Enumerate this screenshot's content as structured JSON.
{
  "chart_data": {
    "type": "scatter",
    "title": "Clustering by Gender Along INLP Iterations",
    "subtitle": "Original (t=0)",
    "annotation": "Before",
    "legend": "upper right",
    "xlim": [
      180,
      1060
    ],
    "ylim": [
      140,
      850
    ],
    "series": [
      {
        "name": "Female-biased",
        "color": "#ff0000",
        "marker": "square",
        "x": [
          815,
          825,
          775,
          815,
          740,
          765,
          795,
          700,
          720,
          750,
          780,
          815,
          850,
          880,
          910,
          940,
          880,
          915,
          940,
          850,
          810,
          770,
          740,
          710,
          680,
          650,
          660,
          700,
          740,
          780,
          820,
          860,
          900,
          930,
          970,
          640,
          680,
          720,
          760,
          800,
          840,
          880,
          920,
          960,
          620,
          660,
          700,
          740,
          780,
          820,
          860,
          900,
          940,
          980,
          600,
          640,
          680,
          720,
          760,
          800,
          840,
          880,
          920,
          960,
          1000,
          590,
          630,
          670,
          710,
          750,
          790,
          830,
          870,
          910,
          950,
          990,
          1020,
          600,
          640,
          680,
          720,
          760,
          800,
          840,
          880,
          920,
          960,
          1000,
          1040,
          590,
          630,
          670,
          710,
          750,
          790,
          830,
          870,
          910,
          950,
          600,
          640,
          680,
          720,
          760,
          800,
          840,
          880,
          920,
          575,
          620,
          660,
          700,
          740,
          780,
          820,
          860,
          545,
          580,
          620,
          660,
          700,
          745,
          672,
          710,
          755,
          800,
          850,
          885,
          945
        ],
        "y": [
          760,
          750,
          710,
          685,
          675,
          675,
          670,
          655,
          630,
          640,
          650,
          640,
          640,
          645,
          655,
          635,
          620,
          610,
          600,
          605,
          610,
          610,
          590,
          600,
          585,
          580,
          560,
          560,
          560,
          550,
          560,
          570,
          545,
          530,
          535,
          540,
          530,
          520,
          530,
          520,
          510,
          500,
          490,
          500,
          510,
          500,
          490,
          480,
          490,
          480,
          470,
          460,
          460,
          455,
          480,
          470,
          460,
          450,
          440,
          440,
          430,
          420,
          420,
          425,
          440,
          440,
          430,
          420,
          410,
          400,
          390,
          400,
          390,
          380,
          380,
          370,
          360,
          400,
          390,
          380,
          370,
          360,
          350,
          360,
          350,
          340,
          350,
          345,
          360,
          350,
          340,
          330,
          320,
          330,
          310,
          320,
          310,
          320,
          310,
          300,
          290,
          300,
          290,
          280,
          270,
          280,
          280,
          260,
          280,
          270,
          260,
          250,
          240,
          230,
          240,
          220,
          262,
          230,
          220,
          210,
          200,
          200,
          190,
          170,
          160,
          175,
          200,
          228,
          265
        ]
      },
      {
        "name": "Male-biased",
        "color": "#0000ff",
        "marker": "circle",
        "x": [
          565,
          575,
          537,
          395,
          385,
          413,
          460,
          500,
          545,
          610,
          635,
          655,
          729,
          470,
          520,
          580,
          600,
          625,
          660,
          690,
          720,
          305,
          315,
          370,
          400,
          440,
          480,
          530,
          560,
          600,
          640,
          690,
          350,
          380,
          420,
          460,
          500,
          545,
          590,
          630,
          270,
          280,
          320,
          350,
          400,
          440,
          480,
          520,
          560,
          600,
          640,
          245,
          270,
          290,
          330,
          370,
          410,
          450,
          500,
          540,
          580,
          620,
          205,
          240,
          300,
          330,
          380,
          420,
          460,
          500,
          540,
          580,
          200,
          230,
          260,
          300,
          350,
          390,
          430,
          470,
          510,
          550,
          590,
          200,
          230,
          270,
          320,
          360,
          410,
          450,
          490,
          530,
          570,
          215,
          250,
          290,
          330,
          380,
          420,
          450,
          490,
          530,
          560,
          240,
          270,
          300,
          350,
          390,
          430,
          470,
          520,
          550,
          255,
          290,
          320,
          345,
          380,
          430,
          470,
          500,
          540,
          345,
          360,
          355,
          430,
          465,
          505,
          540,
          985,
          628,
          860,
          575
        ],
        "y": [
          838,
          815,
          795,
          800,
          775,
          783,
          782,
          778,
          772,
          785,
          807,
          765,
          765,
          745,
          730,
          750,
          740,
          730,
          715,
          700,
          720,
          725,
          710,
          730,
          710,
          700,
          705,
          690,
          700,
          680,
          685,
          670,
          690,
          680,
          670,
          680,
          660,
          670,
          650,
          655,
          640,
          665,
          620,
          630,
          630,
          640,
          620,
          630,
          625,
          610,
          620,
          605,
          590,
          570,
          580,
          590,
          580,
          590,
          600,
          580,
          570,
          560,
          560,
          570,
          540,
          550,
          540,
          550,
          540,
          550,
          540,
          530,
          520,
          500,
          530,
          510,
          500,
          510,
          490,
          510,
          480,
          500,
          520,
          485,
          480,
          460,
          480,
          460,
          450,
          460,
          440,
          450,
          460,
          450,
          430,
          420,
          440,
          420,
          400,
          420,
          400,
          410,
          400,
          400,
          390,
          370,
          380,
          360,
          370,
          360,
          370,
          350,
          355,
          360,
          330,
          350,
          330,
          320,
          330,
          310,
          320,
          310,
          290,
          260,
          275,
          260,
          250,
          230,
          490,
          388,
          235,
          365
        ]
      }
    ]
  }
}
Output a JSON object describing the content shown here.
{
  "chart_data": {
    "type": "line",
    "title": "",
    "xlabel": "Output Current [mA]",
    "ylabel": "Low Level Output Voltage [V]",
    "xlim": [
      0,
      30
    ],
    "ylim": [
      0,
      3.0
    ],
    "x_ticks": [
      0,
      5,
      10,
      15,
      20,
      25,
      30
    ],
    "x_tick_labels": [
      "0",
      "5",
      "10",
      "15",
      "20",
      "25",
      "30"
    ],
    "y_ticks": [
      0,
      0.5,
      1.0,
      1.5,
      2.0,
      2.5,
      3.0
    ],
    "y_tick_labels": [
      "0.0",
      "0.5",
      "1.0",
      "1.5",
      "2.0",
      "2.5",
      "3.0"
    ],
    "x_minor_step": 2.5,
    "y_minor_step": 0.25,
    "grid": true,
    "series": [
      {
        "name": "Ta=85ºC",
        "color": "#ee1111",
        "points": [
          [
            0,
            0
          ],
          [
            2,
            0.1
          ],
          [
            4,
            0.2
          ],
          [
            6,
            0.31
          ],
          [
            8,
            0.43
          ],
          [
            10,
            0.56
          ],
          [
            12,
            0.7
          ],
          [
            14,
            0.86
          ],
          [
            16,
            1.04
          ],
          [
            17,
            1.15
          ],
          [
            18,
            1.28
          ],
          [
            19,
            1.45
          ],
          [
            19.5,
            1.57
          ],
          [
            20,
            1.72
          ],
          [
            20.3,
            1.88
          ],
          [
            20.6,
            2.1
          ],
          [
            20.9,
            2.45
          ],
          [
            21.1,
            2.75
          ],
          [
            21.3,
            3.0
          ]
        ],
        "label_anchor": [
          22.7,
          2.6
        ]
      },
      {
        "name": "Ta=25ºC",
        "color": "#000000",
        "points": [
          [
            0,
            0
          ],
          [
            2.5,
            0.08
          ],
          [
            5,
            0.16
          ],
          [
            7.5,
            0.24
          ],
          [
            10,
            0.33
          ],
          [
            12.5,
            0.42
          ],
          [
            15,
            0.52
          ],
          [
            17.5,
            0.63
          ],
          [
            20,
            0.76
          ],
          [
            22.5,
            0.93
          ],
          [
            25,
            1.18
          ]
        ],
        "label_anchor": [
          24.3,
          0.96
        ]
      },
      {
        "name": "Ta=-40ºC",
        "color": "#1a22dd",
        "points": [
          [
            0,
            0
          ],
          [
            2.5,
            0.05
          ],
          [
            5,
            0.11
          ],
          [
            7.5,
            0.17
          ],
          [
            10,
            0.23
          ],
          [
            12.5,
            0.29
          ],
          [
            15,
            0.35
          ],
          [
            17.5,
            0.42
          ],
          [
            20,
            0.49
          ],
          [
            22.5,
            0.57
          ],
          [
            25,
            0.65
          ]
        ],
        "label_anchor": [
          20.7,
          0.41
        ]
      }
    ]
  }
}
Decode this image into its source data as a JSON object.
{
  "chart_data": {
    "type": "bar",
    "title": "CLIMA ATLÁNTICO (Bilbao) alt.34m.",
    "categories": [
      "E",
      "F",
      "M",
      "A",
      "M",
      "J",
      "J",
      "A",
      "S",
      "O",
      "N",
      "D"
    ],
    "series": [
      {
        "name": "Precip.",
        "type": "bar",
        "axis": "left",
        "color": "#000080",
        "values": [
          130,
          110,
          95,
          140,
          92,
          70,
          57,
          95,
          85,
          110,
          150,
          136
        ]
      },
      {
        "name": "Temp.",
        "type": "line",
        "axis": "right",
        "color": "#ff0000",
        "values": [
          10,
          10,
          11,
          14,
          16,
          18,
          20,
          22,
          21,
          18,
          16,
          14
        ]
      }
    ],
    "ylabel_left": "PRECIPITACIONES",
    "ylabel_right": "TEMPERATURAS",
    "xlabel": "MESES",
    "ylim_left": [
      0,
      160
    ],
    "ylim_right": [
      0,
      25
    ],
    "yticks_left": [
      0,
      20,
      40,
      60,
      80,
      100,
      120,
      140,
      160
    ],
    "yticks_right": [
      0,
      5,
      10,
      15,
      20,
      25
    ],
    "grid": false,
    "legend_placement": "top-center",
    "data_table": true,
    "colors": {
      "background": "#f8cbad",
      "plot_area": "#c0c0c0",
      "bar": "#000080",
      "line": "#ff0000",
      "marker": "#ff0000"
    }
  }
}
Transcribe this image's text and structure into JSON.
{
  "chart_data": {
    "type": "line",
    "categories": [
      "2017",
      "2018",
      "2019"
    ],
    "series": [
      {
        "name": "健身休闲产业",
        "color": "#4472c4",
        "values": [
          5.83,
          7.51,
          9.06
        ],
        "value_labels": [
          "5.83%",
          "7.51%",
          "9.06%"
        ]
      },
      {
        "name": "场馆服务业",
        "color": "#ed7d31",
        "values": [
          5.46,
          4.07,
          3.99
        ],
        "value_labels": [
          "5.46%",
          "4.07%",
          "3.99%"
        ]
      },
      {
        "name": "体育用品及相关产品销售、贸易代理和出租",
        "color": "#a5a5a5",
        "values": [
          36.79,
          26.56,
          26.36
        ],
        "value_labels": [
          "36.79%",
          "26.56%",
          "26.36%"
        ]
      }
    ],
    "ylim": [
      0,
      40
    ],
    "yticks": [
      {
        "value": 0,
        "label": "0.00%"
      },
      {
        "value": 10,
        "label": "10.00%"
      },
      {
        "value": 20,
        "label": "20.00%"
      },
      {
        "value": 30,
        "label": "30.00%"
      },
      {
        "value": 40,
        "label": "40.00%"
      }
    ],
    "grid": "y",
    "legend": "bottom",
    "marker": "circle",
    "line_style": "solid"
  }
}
__________
**Your objective**
Count the lines of the material that include the word "marker", then state only the total.

**The solution**
4